» **AIM OF THE TASK**:
The data below should be restated word for word, with every picture omitted.

++++ DATA TO PROCESS

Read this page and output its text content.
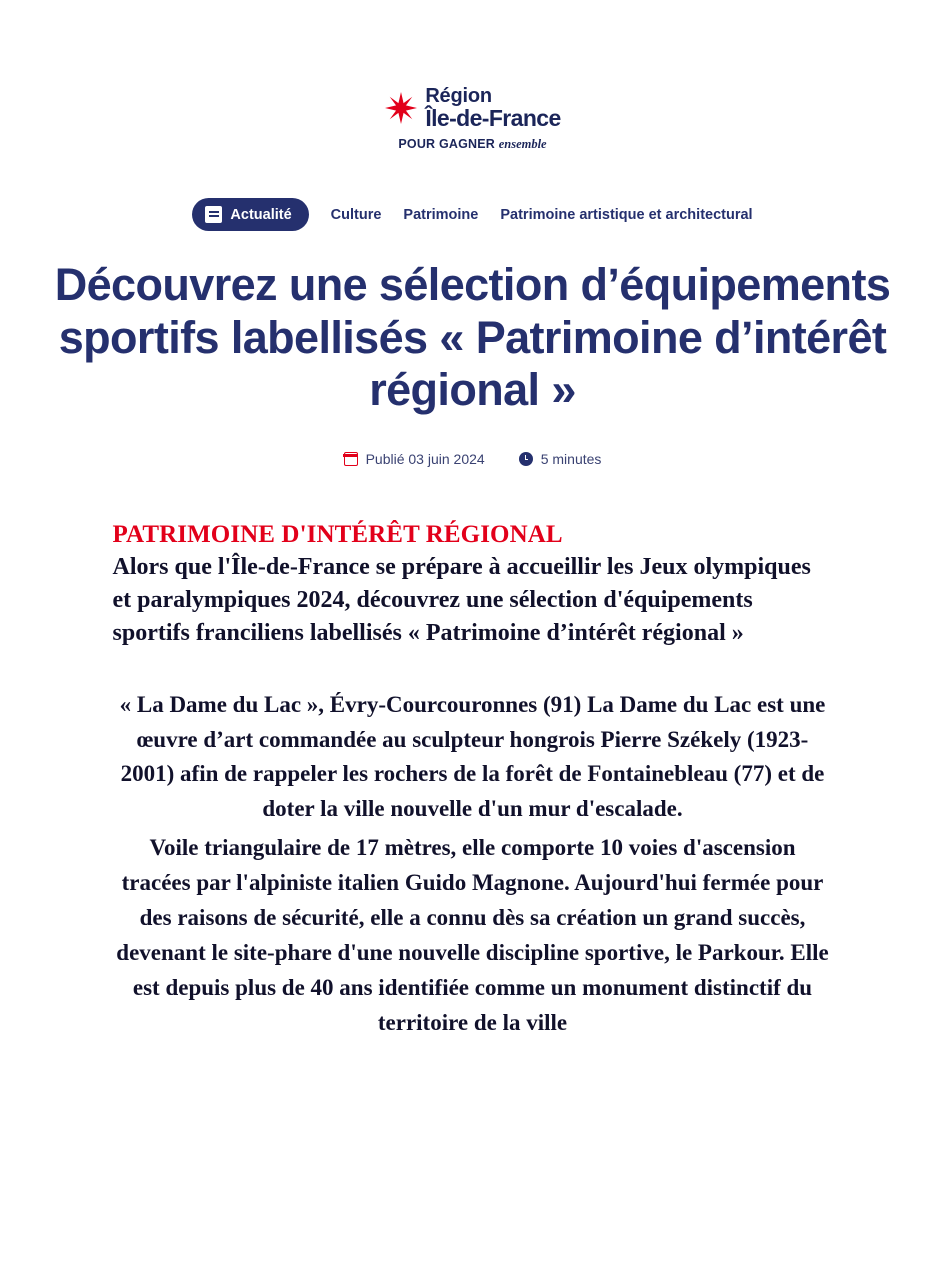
Région
Île-de-France
POUR GAGNER ensemble
Actualité	Culture Patrimoine Patrimoine artistique et architectural
Découvrez une sélection d’équipements sportifs labellisés « Patrimoine d’intérêt régional »
Publié 03 juin 2024	5 minutes

PATRIMOINE D'INTÉRÊT RÉGIONAL

Alors que l'Île-de-France se prépare à accueillir les Jeux olympiques et paralympiques 2024, découvrez une sélection d'équipements sportifs franciliens labellisés « Patrimoine d’intérêt régional »

« La Dame du Lac », Évry-Courcouronnes (91) La Dame du Lac est une œuvre d’art commandée au sculpteur hongrois Pierre Székely (1923-2001) afin de rappeler les rochers de la forêt de Fontainebleau (77) et de doter la ville nouvelle d'un mur d'escalade.

Voile triangulaire de 17 mètres, elle comporte 10 voies d'ascension tracées par l'alpiniste italien Guido Magnone. Aujourd'hui fermée pour des raisons de sécurité, elle a connu dès sa création un grand succès, devenant le site-phare d'une nouvelle discipline sportive, le Parkour. Elle est depuis plus de 40 ans identifiée comme un monument distinctif du territoire de la ville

++++++++

» **RESULT**:
Read this page and output its text content.
Région
Île-de-France
POUR GAGNER ensemble
Actualité	Culture Patrimoine Patrimoine artistique et architectural
Découvrez une sélection d’équipements sportifs labellisés « Patrimoine d’intérêt régional »
Publié 03 juin 2024	5 minutes

PATRIMOINE D'INTÉRÊT RÉGIONAL

Alors que l'Île-de-France se prépare à accueillir les Jeux olympiques et paralympiques 2024, découvrez une sélection d'équipements sportifs franciliens labellisés « Patrimoine d’intérêt régional »

« La Dame du Lac », Évry-Courcouronnes (91) La Dame du Lac est une œuvre d’art commandée au sculpteur hongrois Pierre Székely (1923-2001) afin de rappeler les rochers de la forêt de Fontainebleau (77) et de doter la ville nouvelle d'un mur d'escalade.

Voile triangulaire de 17 mètres, elle comporte 10 voies d'ascension tracées par l'alpiniste italien Guido Magnone. Aujourd'hui fermée pour des raisons de sécurité, elle a connu dès sa création un grand succès, devenant le site-phare d'une nouvelle discipline sportive, le Parkour. Elle est depuis plus de 40 ans identifiée comme un monument distinctif du territoire de la ville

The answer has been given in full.